Exercise inputs:
+---+

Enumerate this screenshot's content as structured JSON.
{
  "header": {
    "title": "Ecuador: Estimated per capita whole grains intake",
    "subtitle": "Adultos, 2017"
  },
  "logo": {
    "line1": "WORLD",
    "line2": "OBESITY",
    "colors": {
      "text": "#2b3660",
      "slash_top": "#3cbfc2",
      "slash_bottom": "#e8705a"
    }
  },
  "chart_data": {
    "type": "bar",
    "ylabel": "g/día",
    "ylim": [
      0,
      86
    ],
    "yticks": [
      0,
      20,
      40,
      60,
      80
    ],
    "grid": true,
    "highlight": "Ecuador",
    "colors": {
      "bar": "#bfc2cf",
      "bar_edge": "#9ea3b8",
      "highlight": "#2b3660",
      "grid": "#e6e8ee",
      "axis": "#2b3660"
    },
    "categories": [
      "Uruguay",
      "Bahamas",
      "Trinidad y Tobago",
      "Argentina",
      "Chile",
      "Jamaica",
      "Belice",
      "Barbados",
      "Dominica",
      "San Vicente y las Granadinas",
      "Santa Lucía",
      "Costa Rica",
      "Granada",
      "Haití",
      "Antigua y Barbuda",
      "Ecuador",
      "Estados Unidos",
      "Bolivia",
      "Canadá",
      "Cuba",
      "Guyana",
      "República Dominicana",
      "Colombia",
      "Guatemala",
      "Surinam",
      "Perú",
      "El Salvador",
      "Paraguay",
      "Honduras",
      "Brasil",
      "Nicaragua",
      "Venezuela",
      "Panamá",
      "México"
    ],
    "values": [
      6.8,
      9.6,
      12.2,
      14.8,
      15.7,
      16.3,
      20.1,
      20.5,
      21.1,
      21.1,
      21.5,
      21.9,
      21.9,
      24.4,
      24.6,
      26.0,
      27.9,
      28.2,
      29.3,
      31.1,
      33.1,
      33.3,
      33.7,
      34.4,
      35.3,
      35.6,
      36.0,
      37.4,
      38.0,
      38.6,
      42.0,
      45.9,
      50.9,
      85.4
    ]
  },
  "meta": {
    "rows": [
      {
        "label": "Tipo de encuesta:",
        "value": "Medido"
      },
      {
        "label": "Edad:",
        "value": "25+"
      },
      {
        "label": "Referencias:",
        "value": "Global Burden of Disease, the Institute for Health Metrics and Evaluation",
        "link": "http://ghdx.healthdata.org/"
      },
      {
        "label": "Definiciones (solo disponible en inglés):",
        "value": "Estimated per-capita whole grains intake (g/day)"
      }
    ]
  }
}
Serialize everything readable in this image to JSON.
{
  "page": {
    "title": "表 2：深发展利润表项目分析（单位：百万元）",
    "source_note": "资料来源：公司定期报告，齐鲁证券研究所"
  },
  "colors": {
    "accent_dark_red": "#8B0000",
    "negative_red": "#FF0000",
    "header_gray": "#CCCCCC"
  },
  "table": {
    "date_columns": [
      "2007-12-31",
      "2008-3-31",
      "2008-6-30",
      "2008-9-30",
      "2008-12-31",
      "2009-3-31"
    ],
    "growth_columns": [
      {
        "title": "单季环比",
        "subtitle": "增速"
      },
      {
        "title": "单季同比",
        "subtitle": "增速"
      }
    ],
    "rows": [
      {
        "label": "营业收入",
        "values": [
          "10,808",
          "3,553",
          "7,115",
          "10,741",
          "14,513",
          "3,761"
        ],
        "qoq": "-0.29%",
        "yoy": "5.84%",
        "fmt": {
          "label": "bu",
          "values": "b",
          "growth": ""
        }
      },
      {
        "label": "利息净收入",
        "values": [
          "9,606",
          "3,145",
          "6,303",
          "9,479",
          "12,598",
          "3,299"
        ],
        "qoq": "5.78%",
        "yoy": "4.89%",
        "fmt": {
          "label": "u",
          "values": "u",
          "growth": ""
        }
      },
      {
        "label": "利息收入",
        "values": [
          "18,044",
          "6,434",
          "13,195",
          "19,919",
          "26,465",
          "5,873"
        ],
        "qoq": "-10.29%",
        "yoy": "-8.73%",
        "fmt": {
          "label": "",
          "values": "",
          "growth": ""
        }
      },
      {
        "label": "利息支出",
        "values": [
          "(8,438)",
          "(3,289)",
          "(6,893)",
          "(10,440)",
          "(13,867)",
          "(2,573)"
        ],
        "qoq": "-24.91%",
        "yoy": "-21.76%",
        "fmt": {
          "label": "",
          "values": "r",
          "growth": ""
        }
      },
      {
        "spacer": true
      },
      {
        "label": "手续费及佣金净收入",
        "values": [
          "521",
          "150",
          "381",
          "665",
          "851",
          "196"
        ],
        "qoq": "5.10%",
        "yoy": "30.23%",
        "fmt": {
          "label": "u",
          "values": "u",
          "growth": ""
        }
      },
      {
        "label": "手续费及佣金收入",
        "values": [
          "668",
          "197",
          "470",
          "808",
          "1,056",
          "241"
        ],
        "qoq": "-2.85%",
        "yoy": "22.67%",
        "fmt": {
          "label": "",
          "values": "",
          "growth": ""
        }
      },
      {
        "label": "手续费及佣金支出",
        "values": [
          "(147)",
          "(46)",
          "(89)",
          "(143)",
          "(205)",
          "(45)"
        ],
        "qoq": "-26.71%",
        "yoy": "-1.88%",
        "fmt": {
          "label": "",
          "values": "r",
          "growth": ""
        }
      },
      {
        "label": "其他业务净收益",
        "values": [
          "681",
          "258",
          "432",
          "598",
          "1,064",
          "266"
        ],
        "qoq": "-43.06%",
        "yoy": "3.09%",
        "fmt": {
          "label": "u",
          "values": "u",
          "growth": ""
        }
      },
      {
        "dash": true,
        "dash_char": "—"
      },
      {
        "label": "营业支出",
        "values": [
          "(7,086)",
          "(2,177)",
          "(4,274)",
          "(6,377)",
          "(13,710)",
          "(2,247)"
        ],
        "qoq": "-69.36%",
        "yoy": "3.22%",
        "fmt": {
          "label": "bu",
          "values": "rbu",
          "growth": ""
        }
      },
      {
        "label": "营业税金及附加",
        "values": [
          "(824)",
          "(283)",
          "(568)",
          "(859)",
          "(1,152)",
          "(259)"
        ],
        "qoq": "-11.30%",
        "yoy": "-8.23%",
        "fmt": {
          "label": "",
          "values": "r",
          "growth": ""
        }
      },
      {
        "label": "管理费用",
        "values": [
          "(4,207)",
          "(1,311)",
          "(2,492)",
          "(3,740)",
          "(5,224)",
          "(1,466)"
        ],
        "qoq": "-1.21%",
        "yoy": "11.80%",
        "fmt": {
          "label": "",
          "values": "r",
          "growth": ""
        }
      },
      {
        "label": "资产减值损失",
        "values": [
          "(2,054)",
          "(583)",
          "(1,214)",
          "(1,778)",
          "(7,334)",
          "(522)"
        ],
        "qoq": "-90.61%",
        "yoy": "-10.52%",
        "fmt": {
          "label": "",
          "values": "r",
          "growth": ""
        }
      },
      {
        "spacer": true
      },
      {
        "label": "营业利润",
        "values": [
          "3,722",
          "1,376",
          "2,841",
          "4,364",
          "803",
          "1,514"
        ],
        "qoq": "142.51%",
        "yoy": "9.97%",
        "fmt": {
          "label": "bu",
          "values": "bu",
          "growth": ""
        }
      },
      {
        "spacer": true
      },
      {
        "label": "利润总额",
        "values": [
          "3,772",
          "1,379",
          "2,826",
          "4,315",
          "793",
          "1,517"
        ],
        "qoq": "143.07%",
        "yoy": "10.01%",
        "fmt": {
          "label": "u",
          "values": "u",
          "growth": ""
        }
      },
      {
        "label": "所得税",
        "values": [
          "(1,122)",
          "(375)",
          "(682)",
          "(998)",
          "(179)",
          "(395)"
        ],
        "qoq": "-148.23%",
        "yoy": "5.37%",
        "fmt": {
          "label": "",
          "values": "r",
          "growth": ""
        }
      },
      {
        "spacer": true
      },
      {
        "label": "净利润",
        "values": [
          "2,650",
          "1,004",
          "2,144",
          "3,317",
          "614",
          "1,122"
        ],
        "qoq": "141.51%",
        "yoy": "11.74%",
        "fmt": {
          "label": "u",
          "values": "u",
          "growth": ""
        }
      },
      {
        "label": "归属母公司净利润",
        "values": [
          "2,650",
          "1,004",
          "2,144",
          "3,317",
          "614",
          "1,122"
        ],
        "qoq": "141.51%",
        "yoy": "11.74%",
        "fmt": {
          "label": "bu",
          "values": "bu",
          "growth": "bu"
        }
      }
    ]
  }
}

+---+

Given problem: Filter the entries and copy out every line with the word "JSON".

Answer in full:
Enumerate this screenshot's content as structured JSON.
Serialize everything readable in this image to JSON.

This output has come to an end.